### THE PROBLEM
Identify, in the records below, every line where the string "Jeffrey" appears, and copy each such line.

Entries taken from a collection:

════════

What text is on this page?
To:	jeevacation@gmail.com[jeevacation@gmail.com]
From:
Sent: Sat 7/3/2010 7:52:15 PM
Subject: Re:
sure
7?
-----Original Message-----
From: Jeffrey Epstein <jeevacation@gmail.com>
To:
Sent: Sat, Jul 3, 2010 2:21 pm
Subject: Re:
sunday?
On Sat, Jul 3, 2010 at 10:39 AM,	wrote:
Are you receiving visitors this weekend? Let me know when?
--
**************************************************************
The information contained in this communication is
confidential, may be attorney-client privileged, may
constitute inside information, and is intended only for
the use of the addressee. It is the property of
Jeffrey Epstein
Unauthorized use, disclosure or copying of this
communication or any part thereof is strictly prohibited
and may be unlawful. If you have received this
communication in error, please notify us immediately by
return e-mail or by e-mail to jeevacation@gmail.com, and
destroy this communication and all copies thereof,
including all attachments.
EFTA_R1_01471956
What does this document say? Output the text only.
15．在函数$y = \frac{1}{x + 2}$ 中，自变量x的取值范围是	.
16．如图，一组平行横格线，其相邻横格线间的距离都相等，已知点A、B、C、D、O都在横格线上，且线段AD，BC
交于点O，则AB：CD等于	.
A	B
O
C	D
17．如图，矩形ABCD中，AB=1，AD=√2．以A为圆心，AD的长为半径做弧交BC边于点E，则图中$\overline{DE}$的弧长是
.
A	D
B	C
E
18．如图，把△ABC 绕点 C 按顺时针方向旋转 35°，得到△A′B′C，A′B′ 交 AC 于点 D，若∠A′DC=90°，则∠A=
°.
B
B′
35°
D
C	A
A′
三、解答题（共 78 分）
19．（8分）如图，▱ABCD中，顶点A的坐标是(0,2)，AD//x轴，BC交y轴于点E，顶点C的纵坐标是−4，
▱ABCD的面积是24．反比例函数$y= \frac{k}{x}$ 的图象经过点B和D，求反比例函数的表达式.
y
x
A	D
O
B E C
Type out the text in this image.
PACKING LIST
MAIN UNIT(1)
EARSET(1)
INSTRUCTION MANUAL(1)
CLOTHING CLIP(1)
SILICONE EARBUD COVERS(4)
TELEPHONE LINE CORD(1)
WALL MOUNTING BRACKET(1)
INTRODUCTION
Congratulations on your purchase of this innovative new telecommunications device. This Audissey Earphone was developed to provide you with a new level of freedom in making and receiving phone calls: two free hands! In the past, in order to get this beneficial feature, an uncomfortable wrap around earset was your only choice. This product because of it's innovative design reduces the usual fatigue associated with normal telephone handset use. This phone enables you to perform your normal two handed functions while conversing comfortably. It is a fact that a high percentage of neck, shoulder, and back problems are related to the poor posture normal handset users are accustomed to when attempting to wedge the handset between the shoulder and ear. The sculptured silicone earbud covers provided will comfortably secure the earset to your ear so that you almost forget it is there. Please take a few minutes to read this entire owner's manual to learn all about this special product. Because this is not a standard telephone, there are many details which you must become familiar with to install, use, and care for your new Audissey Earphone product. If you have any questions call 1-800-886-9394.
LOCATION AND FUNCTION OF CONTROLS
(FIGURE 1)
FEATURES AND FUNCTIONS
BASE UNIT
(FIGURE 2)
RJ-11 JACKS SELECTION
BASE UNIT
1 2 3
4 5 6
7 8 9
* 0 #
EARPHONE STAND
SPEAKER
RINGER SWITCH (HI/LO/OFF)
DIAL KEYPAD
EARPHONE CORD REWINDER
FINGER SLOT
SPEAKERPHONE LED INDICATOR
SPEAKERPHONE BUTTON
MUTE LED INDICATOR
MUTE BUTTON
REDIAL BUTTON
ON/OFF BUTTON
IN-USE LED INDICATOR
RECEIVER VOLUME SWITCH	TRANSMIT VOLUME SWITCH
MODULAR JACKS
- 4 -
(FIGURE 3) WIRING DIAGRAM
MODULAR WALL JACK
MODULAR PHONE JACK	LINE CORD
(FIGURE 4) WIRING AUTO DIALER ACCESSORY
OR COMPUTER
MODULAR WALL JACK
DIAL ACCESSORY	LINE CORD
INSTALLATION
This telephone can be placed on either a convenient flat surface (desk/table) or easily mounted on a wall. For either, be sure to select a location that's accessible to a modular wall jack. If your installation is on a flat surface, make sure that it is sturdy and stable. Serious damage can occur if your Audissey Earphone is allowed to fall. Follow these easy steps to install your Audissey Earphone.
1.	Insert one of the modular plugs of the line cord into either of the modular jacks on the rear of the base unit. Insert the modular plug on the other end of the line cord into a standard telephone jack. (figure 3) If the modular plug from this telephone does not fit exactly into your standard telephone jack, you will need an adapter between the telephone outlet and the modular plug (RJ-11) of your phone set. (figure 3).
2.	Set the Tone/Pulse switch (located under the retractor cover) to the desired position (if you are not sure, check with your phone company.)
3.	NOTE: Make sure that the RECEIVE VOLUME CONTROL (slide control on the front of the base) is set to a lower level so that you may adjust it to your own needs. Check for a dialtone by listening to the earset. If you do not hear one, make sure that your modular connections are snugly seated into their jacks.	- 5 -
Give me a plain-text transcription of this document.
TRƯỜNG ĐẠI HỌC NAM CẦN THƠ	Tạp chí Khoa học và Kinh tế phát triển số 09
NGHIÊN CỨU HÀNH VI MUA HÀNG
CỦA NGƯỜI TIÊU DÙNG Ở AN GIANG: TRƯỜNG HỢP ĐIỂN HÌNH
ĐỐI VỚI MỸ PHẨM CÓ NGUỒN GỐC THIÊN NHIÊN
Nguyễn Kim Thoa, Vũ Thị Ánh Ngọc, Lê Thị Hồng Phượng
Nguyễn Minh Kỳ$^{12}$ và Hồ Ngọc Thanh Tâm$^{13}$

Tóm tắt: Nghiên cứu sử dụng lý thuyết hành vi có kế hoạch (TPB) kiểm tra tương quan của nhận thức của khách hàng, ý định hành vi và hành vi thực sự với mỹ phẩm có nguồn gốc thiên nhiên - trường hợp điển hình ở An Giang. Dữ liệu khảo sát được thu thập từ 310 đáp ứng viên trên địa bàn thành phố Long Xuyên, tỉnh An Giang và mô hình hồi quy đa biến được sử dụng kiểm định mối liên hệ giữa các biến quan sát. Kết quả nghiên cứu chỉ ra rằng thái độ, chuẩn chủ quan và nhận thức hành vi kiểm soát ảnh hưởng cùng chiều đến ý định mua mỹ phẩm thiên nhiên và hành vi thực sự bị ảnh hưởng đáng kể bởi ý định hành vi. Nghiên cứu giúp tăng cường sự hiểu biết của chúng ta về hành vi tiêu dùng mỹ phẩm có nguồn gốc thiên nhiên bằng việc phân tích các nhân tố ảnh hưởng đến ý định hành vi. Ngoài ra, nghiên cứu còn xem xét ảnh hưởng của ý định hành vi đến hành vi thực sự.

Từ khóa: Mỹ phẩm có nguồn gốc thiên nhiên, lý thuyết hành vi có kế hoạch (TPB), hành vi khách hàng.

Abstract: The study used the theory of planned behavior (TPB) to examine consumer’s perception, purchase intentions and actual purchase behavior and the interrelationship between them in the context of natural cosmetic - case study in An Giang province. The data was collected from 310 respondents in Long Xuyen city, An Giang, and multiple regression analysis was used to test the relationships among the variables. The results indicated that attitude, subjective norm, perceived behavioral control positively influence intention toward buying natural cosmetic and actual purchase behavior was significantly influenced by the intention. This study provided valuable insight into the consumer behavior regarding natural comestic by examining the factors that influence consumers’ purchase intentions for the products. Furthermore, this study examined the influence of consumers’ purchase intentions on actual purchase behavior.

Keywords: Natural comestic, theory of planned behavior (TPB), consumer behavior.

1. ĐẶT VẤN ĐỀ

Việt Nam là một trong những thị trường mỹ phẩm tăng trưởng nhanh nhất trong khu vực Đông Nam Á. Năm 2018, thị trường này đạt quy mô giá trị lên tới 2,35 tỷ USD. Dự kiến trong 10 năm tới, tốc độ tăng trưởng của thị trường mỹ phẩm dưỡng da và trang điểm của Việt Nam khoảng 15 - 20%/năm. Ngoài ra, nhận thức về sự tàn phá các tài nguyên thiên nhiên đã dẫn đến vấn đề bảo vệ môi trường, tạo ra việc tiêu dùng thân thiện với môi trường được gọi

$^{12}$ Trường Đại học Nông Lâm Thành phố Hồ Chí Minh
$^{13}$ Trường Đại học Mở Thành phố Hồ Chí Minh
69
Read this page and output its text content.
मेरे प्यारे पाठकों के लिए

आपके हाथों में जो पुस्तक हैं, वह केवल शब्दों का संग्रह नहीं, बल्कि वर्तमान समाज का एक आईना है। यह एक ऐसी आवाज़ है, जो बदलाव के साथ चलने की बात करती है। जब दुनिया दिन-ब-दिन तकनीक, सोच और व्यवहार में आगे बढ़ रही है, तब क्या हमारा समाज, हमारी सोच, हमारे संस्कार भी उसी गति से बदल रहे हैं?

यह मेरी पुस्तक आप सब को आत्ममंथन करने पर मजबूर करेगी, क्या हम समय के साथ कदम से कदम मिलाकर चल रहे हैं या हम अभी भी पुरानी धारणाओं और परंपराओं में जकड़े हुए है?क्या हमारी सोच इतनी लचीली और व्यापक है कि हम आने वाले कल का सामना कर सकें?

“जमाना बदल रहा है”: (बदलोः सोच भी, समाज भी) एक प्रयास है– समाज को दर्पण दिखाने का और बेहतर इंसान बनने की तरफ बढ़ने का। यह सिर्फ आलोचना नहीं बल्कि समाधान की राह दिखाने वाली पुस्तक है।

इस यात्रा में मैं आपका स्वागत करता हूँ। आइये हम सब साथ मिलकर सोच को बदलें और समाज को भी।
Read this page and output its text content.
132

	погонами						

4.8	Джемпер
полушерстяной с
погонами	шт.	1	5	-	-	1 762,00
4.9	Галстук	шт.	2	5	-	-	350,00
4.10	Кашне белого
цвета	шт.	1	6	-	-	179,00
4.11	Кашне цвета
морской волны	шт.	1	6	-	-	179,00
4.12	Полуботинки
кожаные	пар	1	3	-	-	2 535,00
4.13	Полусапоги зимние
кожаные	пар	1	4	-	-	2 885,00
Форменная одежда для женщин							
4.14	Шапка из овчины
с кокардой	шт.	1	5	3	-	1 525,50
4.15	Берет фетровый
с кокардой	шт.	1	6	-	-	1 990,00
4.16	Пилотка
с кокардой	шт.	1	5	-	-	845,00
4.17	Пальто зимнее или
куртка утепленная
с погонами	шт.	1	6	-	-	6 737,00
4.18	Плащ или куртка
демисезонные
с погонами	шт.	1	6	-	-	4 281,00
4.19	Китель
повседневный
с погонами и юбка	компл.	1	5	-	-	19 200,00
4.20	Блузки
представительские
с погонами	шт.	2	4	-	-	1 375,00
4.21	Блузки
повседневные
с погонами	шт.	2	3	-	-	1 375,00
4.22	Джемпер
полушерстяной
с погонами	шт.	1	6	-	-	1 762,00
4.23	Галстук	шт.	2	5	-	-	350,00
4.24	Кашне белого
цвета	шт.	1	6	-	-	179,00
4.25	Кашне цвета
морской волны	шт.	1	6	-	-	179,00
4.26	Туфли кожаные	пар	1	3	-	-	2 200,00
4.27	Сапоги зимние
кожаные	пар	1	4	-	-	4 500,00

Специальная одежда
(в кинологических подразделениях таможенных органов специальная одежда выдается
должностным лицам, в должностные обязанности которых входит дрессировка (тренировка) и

════════

### WRITTEN RESPONSE
From: Jeffrey Epstein <jeevacation@gmail.com>
Jeffrey Epstein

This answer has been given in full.